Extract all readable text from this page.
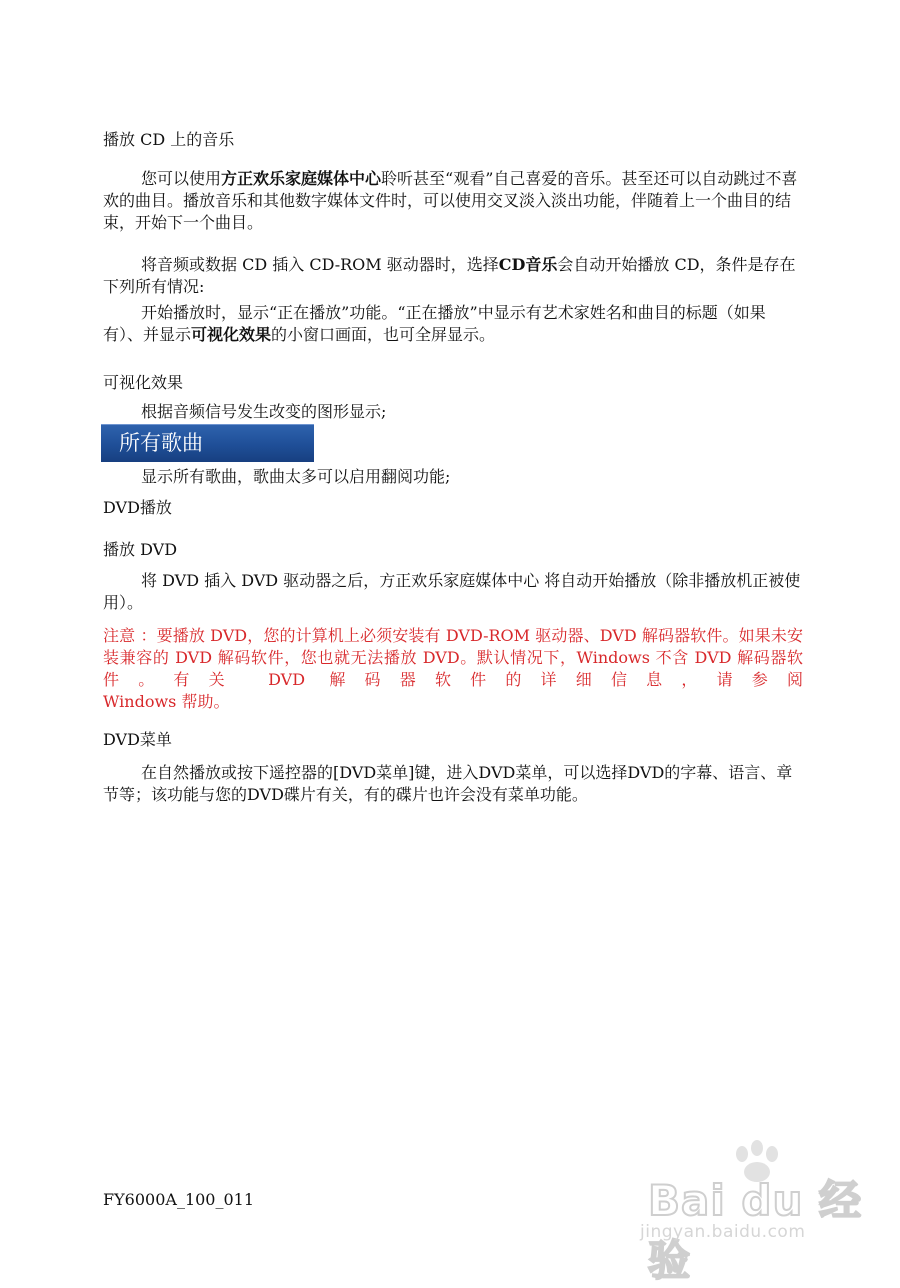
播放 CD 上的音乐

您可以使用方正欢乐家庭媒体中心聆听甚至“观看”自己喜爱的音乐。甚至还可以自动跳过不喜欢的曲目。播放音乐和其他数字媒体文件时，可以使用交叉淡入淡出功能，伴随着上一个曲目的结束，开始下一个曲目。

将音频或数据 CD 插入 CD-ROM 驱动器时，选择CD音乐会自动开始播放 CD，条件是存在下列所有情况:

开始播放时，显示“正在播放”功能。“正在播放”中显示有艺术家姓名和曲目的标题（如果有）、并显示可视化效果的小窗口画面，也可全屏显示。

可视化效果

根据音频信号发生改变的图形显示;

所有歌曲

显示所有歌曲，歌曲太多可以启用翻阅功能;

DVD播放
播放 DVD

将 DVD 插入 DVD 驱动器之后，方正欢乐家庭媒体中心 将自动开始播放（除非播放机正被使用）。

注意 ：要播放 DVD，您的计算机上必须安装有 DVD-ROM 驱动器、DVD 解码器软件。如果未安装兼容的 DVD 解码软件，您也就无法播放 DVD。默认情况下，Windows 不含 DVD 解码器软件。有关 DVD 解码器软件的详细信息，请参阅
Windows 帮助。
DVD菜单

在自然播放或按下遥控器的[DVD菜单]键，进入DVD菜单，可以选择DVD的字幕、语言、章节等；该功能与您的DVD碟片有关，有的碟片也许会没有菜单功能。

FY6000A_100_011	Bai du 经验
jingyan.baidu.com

**GIVEN REQUEST**
Copy out each line of the data where the string "Windows" appears.

**RIGHT ANSWER**
注意 ：要播放 DVD，您的计算机上必须安装有 DVD-ROM 驱动器、DVD 解码器软件。如果未安装兼容的 DVD 解码软件，您也就无法播放 DVD。默认情况下，Windows 不含 DVD 解码器软件。有关 DVD 解码器软件的详细信息，请参阅
Windows 帮助。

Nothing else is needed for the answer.